Stored data entries
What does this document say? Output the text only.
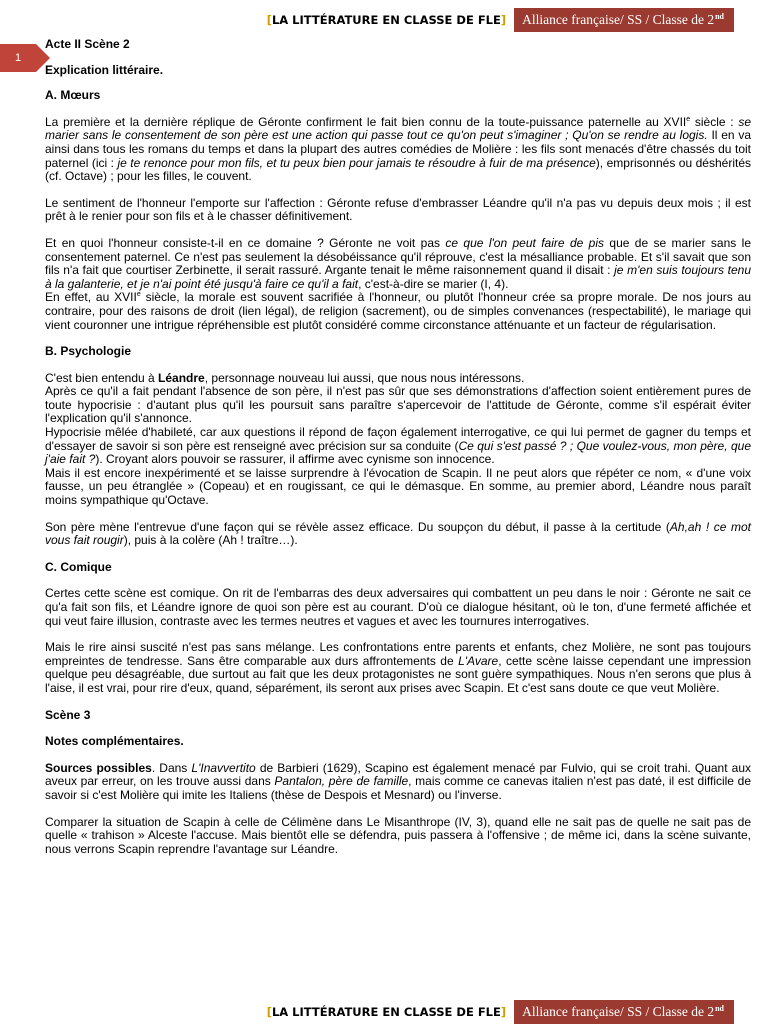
[ LA LITTÉRATURE EN CLASSE DE FLE ] Alliance française/ SS / Classe de 2nd
1

Acte II Scène 2

Explication littéraire.

A. Mœurs

La première et la dernière réplique de Géronte confirment le fait bien connu de la toute-puissance paternelle au XVIIe siècle : se marier sans le consentement de son père est une action qui passe tout ce qu'on peut s'imaginer ; Qu'on se rendre au logis. Il en va ainsi dans tous les romans du temps et dans la plupart des autres comédies de Molière : les fils sont menacés d'être chassés du toit paternel (ici : je te renonce pour mon fils, et tu peux bien pour jamais te résoudre à fuir de ma présence), emprisonnés ou déshérités (cf. Octave) ; pour les filles, le couvent.

Le sentiment de l'honneur l'emporte sur l'affection : Géronte refuse d'embrasser Léandre qu'il n'a pas vu depuis deux mois ; il est prêt à le renier pour son fils et à le chasser définitivement.

Et en quoi l'honneur consiste-t-il en ce domaine ? Géronte ne voit pas ce que l'on peut faire de pis que de se marier sans le consentement paternel. Ce n'est pas seulement la désobéissance qu'il réprouve, c'est la mésalliance probable. Et s'il savait que son fils n'a fait que courtiser Zerbinette, il serait rassuré. Argante tenait le même raisonnement quand il disait : je m'en suis toujours tenu à la galanterie, et je n'ai point été jusqu'à faire ce qu'il a fait, c'est-à-dire se marier (I, 4).

En effet, au XVIIe siècle, la morale est souvent sacrifiée à l'honneur, ou plutôt l'honneur crée sa propre morale. De nos jours au contraire, pour des raisons de droit (lien légal), de religion (sacrement), ou de simples convenances (respectabilité), le mariage qui vient couronner une intrigue répréhensible est plutôt considéré comme circonstance atténuante et un facteur de régularisation.

B. Psychologie

C'est bien entendu à Léandre, personnage nouveau lui aussi, que nous nous intéressons.

Après ce qu'il a fait pendant l'absence de son père, il n'est pas sûr que ses démonstrations d'affection soient entièrement pures de toute hypocrisie : d'autant plus qu'il les poursuit sans paraître s'apercevoir de l'attitude de Géronte, comme s'il espérait éviter l'explication qu'il s'annonce.

Hypocrisie mêlée d'habileté, car aux questions il répond de façon également interrogative, ce qui lui permet de gagner du temps et d'essayer de savoir si son père est renseigné avec précision sur sa conduite (Ce qui s'est passé ? ; Que voulez-vous, mon père, que j'aie fait ?). Croyant alors pouvoir se rassurer, il affirme avec cynisme son innocence.

Mais il est encore inexpérimenté et se laisse surprendre à l'évocation de Scapin. Il ne peut alors que répéter ce nom, « d'une voix fausse, un peu étranglée » (Copeau) et en rougissant, ce qui le démasque. En somme, au premier abord, Léandre nous paraît moins sympathique qu'Octave.

Son père mène l'entrevue d'une façon qui se révèle assez efficace. Du soupçon du début, il passe à la certitude (Ah,ah ! ce mot vous fait rougir), puis à la colère (Ah ! traître…).

C. Comique

Certes cette scène est comique. On rit de l'embarras des deux adversaires qui combattent un peu dans le noir : Géronte ne sait ce qu'a fait son fils, et Léandre ignore de quoi son père est au courant. D'où ce dialogue hésitant, où le ton, d'une fermeté affichée et qui veut faire illusion, contraste avec les termes neutres et vagues et avec les tournures interrogatives.

Mais le rire ainsi suscité n'est pas sans mélange. Les confrontations entre parents et enfants, chez Molière, ne sont pas toujours empreintes de tendresse. Sans être comparable aux durs affrontements de L'Avare, cette scène laisse cependant une impression quelque peu désagréable, due surtout au fait que les deux protagonistes ne sont guère sympathiques. Nous n'en serons que plus à l'aise, il est vrai, pour rire d'eux, quand, séparément, ils seront aux prises avec Scapin. Et c'est sans doute ce que veut Molière.

Scène 3

Notes complémentaires.

Sources possibles. Dans L'Inavvertito de Barbieri (1629), Scapino est également menacé par Fulvio, qui se croit trahi. Quant aux aveux par erreur, on les trouve aussi dans Pantalon, père de famille, mais comme ce canevas italien n'est pas daté, il est difficile de savoir si c'est Molière qui imite les Italiens (thèse de Despois et Mesnard) ou l'inverse.

Comparer la situation de Scapin à celle de Célimène dans Le Misanthrope (IV, 3), quand elle ne sait pas de quelle ne sait pas de quelle « trahison » Alceste l'accuse. Mais bientôt elle se défendra, puis passera à l'offensive ; de même ici, dans la scène suivante, nous verrons Scapin reprendre l'avantage sur Léandre.

[ LA LITTÉRATURE EN CLASSE DE FLE ] Alliance française/ SS / Classe de 2nd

## What is asked
Quote the listing above in full, except for the pictures.

## Task response
What does this document say? Output the text only.
[ LA LITTÉRATURE EN CLASSE DE FLE ] Alliance française/ SS / Classe de 2nd
1

Acte II Scène 2

Explication littéraire.

A. Mœurs

La première et la dernière réplique de Géronte confirment le fait bien connu de la toute-puissance paternelle au XVIIe siècle : se marier sans le consentement de son père est une action qui passe tout ce qu'on peut s'imaginer ; Qu'on se rendre au logis. Il en va ainsi dans tous les romans du temps et dans la plupart des autres comédies de Molière : les fils sont menacés d'être chassés du toit paternel (ici : je te renonce pour mon fils, et tu peux bien pour jamais te résoudre à fuir de ma présence), emprisonnés ou déshérités (cf. Octave) ; pour les filles, le couvent.

Le sentiment de l'honneur l'emporte sur l'affection : Géronte refuse d'embrasser Léandre qu'il n'a pas vu depuis deux mois ; il est prêt à le renier pour son fils et à le chasser définitivement.

Et en quoi l'honneur consiste-t-il en ce domaine ? Géronte ne voit pas ce que l'on peut faire de pis que de se marier sans le consentement paternel. Ce n'est pas seulement la désobéissance qu'il réprouve, c'est la mésalliance probable. Et s'il savait que son fils n'a fait que courtiser Zerbinette, il serait rassuré. Argante tenait le même raisonnement quand il disait : je m'en suis toujours tenu à la galanterie, et je n'ai point été jusqu'à faire ce qu'il a fait, c'est-à-dire se marier (I, 4).

En effet, au XVIIe siècle, la morale est souvent sacrifiée à l'honneur, ou plutôt l'honneur crée sa propre morale. De nos jours au contraire, pour des raisons de droit (lien légal), de religion (sacrement), ou de simples convenances (respectabilité), le mariage qui vient couronner une intrigue répréhensible est plutôt considéré comme circonstance atténuante et un facteur de régularisation.

B. Psychologie

C'est bien entendu à Léandre, personnage nouveau lui aussi, que nous nous intéressons.

Après ce qu'il a fait pendant l'absence de son père, il n'est pas sûr que ses démonstrations d'affection soient entièrement pures de toute hypocrisie : d'autant plus qu'il les poursuit sans paraître s'apercevoir de l'attitude de Géronte, comme s'il espérait éviter l'explication qu'il s'annonce.

Hypocrisie mêlée d'habileté, car aux questions il répond de façon également interrogative, ce qui lui permet de gagner du temps et d'essayer de savoir si son père est renseigné avec précision sur sa conduite (Ce qui s'est passé ? ; Que voulez-vous, mon père, que j'aie fait ?). Croyant alors pouvoir se rassurer, il affirme avec cynisme son innocence.

Mais il est encore inexpérimenté et se laisse surprendre à l'évocation de Scapin. Il ne peut alors que répéter ce nom, « d'une voix fausse, un peu étranglée » (Copeau) et en rougissant, ce qui le démasque. En somme, au premier abord, Léandre nous paraît moins sympathique qu'Octave.

Son père mène l'entrevue d'une façon qui se révèle assez efficace. Du soupçon du début, il passe à la certitude (Ah,ah ! ce mot vous fait rougir), puis à la colère (Ah ! traître…).

C. Comique

Certes cette scène est comique. On rit de l'embarras des deux adversaires qui combattent un peu dans le noir : Géronte ne sait ce qu'a fait son fils, et Léandre ignore de quoi son père est au courant. D'où ce dialogue hésitant, où le ton, d'une fermeté affichée et qui veut faire illusion, contraste avec les termes neutres et vagues et avec les tournures interrogatives.

Mais le rire ainsi suscité n'est pas sans mélange. Les confrontations entre parents et enfants, chez Molière, ne sont pas toujours empreintes de tendresse. Sans être comparable aux durs affrontements de L'Avare, cette scène laisse cependant une impression quelque peu désagréable, due surtout au fait que les deux protagonistes ne sont guère sympathiques. Nous n'en serons que plus à l'aise, il est vrai, pour rire d'eux, quand, séparément, ils seront aux prises avec Scapin. Et c'est sans doute ce que veut Molière.

Scène 3

Notes complémentaires.

Sources possibles. Dans L'Inavvertito de Barbieri (1629), Scapino est également menacé par Fulvio, qui se croit trahi. Quant aux aveux par erreur, on les trouve aussi dans Pantalon, père de famille, mais comme ce canevas italien n'est pas daté, il est difficile de savoir si c'est Molière qui imite les Italiens (thèse de Despois et Mesnard) ou l'inverse.

Comparer la situation de Scapin à celle de Célimène dans Le Misanthrope (IV, 3), quand elle ne sait pas de quelle ne sait pas de quelle « trahison » Alceste l'accuse. Mais bientôt elle se défendra, puis passera à l'offensive ; de même ici, dans la scène suivante, nous verrons Scapin reprendre l'avantage sur Léandre.

[ LA LITTÉRATURE EN CLASSE DE FLE ] Alliance française/ SS / Classe de 2nd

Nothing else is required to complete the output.